### Short exercise
Some lines in the records below may hold the word "this"; give the number of those lines and nothing else.

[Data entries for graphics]
^^^^

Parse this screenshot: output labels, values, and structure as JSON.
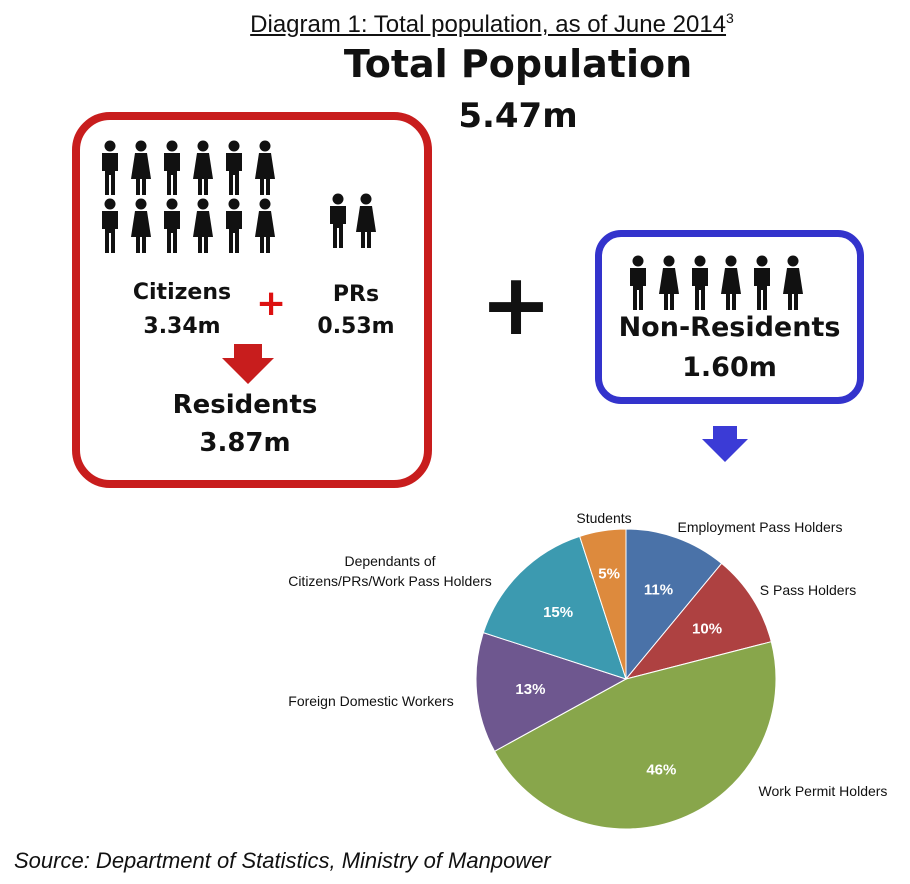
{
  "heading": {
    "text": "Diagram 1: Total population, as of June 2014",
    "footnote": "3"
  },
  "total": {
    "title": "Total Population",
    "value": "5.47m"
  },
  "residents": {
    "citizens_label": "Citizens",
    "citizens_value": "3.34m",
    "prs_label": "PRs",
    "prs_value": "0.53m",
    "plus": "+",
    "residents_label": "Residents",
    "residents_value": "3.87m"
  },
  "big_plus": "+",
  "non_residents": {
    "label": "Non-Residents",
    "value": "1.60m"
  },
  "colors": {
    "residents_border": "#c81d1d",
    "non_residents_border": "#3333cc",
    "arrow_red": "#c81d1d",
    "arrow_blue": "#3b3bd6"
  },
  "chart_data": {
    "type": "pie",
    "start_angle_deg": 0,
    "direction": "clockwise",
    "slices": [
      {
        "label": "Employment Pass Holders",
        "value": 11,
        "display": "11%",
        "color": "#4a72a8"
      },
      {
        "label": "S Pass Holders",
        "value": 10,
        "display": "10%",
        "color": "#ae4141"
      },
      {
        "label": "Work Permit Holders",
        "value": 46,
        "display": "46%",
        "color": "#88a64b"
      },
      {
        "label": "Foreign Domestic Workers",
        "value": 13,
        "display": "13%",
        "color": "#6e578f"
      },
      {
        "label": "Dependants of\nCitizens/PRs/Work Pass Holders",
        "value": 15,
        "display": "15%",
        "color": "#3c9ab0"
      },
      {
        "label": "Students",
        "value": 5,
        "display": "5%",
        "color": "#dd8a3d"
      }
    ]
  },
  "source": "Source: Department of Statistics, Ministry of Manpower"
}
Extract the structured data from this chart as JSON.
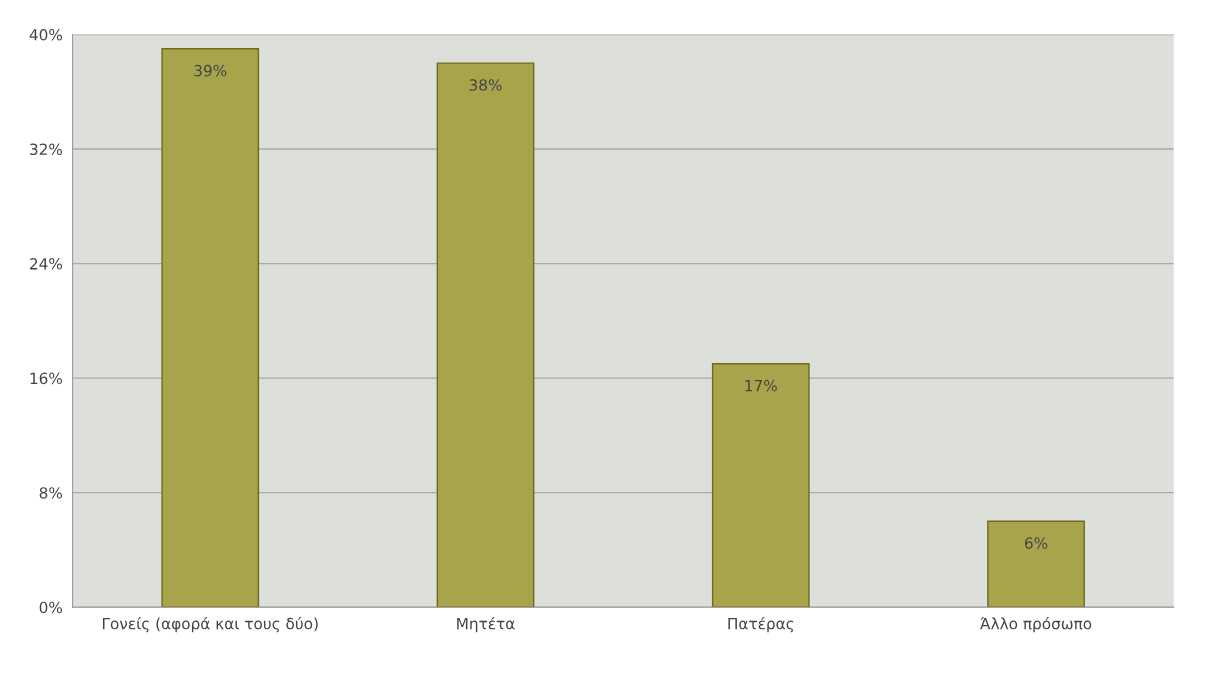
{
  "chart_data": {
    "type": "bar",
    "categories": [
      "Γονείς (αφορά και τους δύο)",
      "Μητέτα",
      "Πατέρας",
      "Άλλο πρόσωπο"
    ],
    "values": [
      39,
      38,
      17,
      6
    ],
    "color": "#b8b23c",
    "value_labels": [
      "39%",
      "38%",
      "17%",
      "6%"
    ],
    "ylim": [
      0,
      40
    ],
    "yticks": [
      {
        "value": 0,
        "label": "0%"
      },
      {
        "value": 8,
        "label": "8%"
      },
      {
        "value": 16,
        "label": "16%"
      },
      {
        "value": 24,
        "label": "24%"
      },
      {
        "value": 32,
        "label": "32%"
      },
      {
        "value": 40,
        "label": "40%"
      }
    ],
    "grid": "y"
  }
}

^^^^

### Response to the exercise
2